> [Excerpted passage]:

The shootings followed the arrests of 18 people on Sunday, as Israeli riot police faced off with fireworks-hurling Palestinians in the alleyways of the walled Old City after a visit by Jews to a disputed holy site.

Israel has carried out a wave of arrest raids and other operations in recent weeks that it said are aimed at preventing further attacks after Palestinian assailants killed at least 14 people inside Israel. Two of the attackers came from in and around Jenin, which has long been a bastion of armed struggle against Israeli rule.

At least 25 Palestinians have been killed by Israeli forces in recent weeks, according to an Associated Press count. Many had carried out attacks or were involved in clashes, but an unarmed woman and a lawyer who appears to have been a bystander were among those killed.

Israel captured the West Bank, along with the Gaza Strip and east Jerusalem, in the 1967 Mideast war. The Palestinians seek those territories for a future independent state.

The confluence of the Muslim holy month of Ramadan and the week-long Jewish holiday of Passover has turned Jerusalem into a flashpoint. Palestinian protesters and Israeli police have clashed at the holy site, which is known to Muslims as the Al-Aqsa Mosque compound and to Jews as the Temple Mount.

Jordan and Egypt, which made peace with Israel decades ago and coordinate with it on security matters, have condemned its actions at the holy site. Jordan, which serves as custodian of the site, summoned Israel’s charge d’affaires in protest on Monday.

Israel said security forces were forced to enter the compound after Palestinians stockpiled stones and other objects and hurled rocks in the direction of an adjacent Jewish holy site. The Palestinians and Arab states accused the police of storming the site in violation of longstanding arrangements known as the status quo.

Protests and clashes in and around the shrine last year helped fuel the 11-day war between Israel and the Hamas militant group that controls Gaza.

> [What is being asked]: Can you copy out, word for word, the stretch of the Jerusalem clashes report from "Israel captured the" through "the Temple Mount."?

> [Data extract]:
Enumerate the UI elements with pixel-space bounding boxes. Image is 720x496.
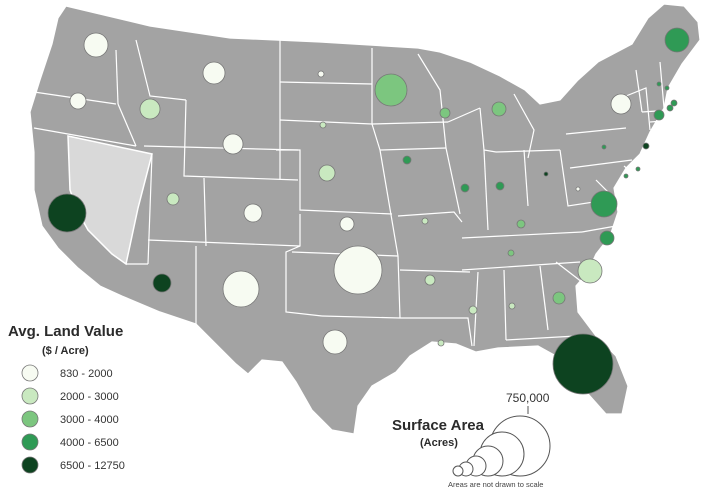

> [Written response]:
Israel captured the West Bank, along with the Gaza Strip and east Jerusalem, in the 1967 Mideast war. The Palestinians seek those territories for a future independent state.

The confluence of the Muslim holy month of Ramadan and the week-long Jewish holiday of Passover has turned Jerusalem into a flashpoint. Palestinian protesters and Israeli police have clashed at the holy site, which is known to Muslims as the Al-Aqsa Mosque compound and to Jews as the Temple Mount.